Without skipping anything, write out each record below exactly.

## Start

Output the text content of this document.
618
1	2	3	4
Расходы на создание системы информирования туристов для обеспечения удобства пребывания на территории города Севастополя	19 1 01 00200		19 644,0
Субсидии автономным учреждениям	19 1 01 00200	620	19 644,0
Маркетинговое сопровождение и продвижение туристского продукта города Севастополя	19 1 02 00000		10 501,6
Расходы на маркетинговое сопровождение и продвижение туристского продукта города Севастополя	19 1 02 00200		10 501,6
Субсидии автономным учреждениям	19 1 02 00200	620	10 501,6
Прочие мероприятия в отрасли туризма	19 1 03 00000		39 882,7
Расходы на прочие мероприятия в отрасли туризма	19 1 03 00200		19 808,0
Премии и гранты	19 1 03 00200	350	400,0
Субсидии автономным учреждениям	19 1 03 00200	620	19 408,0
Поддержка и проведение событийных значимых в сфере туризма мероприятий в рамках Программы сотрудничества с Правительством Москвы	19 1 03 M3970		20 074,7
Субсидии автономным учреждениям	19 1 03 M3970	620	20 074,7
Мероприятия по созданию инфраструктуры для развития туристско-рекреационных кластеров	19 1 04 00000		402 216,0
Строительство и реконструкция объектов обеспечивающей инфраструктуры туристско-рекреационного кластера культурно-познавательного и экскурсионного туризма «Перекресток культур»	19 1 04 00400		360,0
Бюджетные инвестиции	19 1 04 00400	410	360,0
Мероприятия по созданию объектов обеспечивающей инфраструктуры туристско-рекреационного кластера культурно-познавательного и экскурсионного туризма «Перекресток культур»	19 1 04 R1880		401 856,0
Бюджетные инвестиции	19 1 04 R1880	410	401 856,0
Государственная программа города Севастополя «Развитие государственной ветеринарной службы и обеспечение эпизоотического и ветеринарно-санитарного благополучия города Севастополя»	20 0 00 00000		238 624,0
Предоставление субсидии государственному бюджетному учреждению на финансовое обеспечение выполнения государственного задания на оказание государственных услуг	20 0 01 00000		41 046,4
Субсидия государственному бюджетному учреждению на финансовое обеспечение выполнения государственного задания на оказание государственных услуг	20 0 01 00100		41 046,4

## End

# [OUTPUT FOR THIS TASK]
Output the text content of this document.
618
1	2	3	4
Расходы на создание системы информирования туристов для обеспечения удобства пребывания на территории города Севастополя	19 1 01 00200		19 644,0
Субсидии автономным учреждениям	19 1 01 00200	620	19 644,0
Маркетинговое сопровождение и продвижение туристского продукта города Севастополя	19 1 02 00000		10 501,6
Расходы на маркетинговое сопровождение и продвижение туристского продукта города Севастополя	19 1 02 00200		10 501,6
Субсидии автономным учреждениям	19 1 02 00200	620	10 501,6
Прочие мероприятия в отрасли туризма	19 1 03 00000		39 882,7
Расходы на прочие мероприятия в отрасли туризма	19 1 03 00200		19 808,0
Премии и гранты	19 1 03 00200	350	400,0
Субсидии автономным учреждениям	19 1 03 00200	620	19 408,0
Поддержка и проведение событийных значимых в сфере туризма мероприятий в рамках Программы сотрудничества с Правительством Москвы	19 1 03 M3970		20 074,7
Субсидии автономным учреждениям	19 1 03 M3970	620	20 074,7
Мероприятия по созданию инфраструктуры для развития туристско-рекреационных кластеров	19 1 04 00000		402 216,0
Строительство и реконструкция объектов обеспечивающей инфраструктуры туристско-рекреационного кластера культурно-познавательного и экскурсионного туризма «Перекресток культур»	19 1 04 00400		360,0
Бюджетные инвестиции	19 1 04 00400	410	360,0
Мероприятия по созданию объектов обеспечивающей инфраструктуры туристско-рекреационного кластера культурно-познавательного и экскурсионного туризма «Перекресток культур»	19 1 04 R1880		401 856,0
Бюджетные инвестиции	19 1 04 R1880	410	401 856,0
Государственная программа города Севастополя «Развитие государственной ветеринарной службы и обеспечение эпизоотического и ветеринарно-санитарного благополучия города Севастополя»	20 0 00 00000		238 624,0
Предоставление субсидии государственному бюджетному учреждению на финансовое обеспечение выполнения государственного задания на оказание государственных услуг	20 0 01 00000		41 046,4
Субсидия государственному бюджетному учреждению на финансовое обеспечение выполнения государственного задания на оказание государственных услуг	20 0 01 00100		41 046,4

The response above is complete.